Dataset items
--- --- ---

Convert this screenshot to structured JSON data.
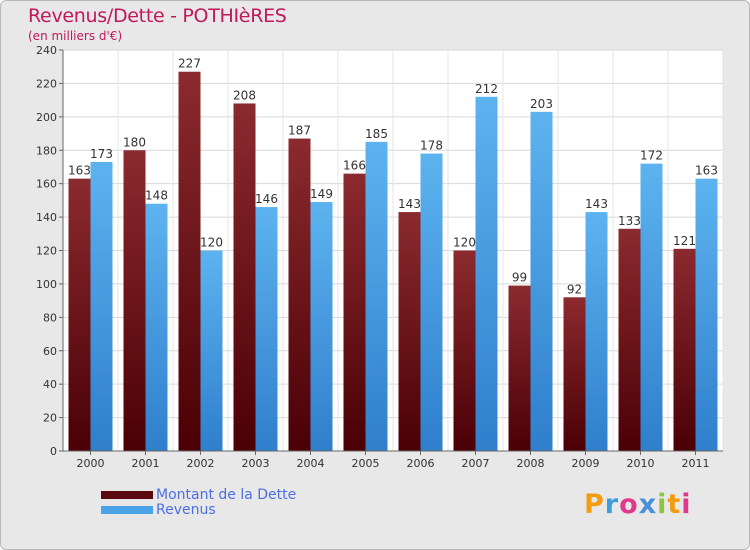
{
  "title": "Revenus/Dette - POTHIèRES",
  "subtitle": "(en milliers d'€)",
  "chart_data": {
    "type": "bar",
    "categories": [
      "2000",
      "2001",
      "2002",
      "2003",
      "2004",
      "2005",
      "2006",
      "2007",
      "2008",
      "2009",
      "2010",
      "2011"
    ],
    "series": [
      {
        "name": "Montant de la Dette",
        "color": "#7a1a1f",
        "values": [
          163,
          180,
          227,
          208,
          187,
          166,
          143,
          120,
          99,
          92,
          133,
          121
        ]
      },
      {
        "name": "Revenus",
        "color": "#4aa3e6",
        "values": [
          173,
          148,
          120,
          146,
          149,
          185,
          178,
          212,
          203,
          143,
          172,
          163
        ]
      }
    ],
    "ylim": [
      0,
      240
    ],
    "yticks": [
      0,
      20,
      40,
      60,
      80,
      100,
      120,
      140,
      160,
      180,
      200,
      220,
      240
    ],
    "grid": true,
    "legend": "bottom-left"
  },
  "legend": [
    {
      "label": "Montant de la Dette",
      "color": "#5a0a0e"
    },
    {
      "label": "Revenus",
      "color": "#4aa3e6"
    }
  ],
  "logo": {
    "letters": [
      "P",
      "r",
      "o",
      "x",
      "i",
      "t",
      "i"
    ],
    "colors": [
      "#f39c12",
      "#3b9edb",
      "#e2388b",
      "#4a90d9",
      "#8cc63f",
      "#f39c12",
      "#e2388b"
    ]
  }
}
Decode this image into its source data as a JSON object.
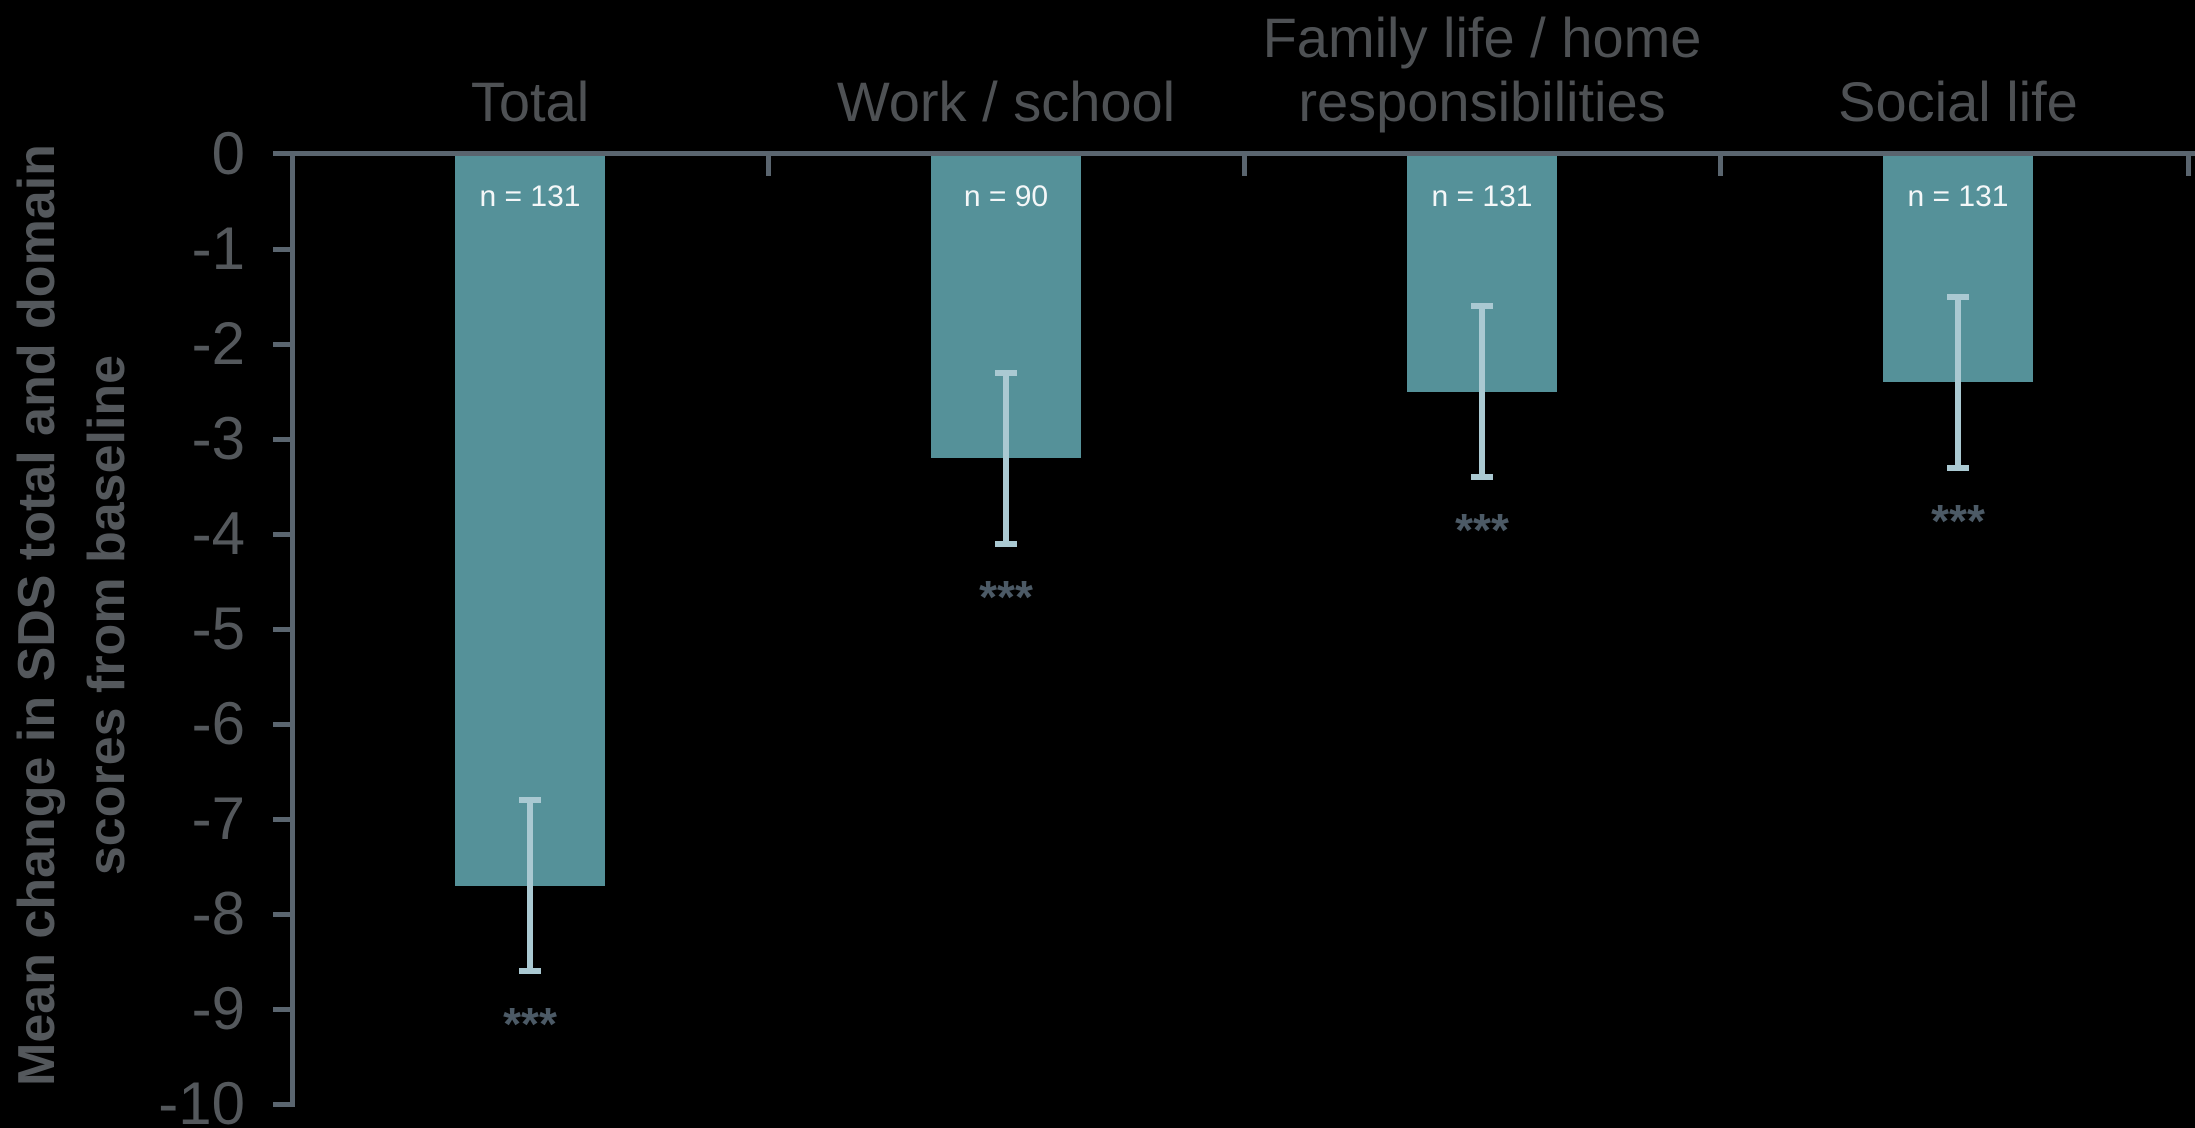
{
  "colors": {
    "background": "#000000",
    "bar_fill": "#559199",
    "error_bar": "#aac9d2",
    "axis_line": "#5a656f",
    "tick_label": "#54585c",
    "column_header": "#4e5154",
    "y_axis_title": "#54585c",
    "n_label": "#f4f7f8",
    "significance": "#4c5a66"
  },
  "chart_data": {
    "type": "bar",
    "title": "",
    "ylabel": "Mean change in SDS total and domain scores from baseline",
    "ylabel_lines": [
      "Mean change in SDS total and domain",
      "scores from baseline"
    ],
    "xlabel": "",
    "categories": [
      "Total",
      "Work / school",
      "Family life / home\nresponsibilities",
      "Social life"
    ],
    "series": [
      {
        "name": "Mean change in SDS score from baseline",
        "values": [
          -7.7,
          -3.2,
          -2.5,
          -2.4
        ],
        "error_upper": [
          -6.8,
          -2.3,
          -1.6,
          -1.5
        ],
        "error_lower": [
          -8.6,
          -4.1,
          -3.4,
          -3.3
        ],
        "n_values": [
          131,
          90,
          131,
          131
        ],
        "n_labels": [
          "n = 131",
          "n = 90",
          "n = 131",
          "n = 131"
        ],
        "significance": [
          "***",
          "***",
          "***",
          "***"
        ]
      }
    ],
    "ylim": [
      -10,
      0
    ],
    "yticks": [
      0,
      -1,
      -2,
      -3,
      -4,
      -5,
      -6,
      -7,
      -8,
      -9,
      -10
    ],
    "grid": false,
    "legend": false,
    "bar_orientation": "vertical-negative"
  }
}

--- --- ---

→ Exercise details: Copy all of the entries verbatim, leaving out any pictures they contain.

→ Task output:
Convert this screenshot to structured JSON data.
{
  "title": "Revenus/Dette - POTHIèRES",
  "subtitle": "(en milliers d'€)",
  "chart_data": {
    "type": "bar",
    "categories": [
      "2000",
      "2001",
      "2002",
      "2003",
      "2004",
      "2005",
      "2006",
      "2007",
      "2008",
      "2009",
      "2010",
      "2011"
    ],
    "series": [
      {
        "name": "Montant de la Dette",
        "color": "#7a1a1f",
        "values": [
          163,
          180,
          227,
          208,
          187,
          166,
          143,
          120,
          99,
          92,
          133,
          121
        ]
      },
      {
        "name": "Revenus",
        "color": "#4aa3e6",
        "values": [
          173,
          148,
          120,
          146,
          149,
          185,
          178,
          212,
          203,
          143,
          172,
          163
        ]
      }
    ],
    "ylim": [
      0,
      240
    ],
    "yticks": [
      0,
      20,
      40,
      60,
      80,
      100,
      120,
      140,
      160,
      180,
      200,
      220,
      240
    ],
    "grid": true,
    "legend": "bottom-left"
  },
  "legend": [
    {
      "label": "Montant de la Dette",
      "color": "#5a0a0e"
    },
    {
      "label": "Revenus",
      "color": "#4aa3e6"
    }
  ],
  "logo": {
    "letters": [
      "P",
      "r",
      "o",
      "x",
      "i",
      "t",
      "i"
    ],
    "colors": [
      "#f39c12",
      "#3b9edb",
      "#e2388b",
      "#4a90d9",
      "#8cc63f",
      "#f39c12",
      "#e2388b"
    ]
  }
}
Decode this image into its source data as a JSON object.
{
  "colors": {
    "background": "#000000",
    "bar_fill": "#559199",
    "error_bar": "#aac9d2",
    "axis_line": "#5a656f",
    "tick_label": "#54585c",
    "column_header": "#4e5154",
    "y_axis_title": "#54585c",
    "n_label": "#f4f7f8",
    "significance": "#4c5a66"
  },
  "chart_data": {
    "type": "bar",
    "title": "",
    "ylabel": "Mean change in SDS total and domain scores from baseline",
    "ylabel_lines": [
      "Mean change in SDS total and domain",
      "scores from baseline"
    ],
    "xlabel": "",
    "categories": [
      "Total",
      "Work / school",
      "Family life / home\nresponsibilities",
      "Social life"
    ],
    "series": [
      {
        "name": "Mean change in SDS score from baseline",
        "values": [
          -7.7,
          -3.2,
          -2.5,
          -2.4
        ],
        "error_upper": [
          -6.8,
          -2.3,
          -1.6,
          -1.5
        ],
        "error_lower": [
          -8.6,
          -4.1,
          -3.4,
          -3.3
        ],
        "n_values": [
          131,
          90,
          131,
          131
        ],
        "n_labels": [
          "n = 131",
          "n = 90",
          "n = 131",
          "n = 131"
        ],
        "significance": [
          "***",
          "***",
          "***",
          "***"
        ]
      }
    ],
    "ylim": [
      -10,
      0
    ],
    "yticks": [
      0,
      -1,
      -2,
      -3,
      -4,
      -5,
      -6,
      -7,
      -8,
      -9,
      -10
    ],
    "grid": false,
    "legend": false,
    "bar_orientation": "vertical-negative"
  }
}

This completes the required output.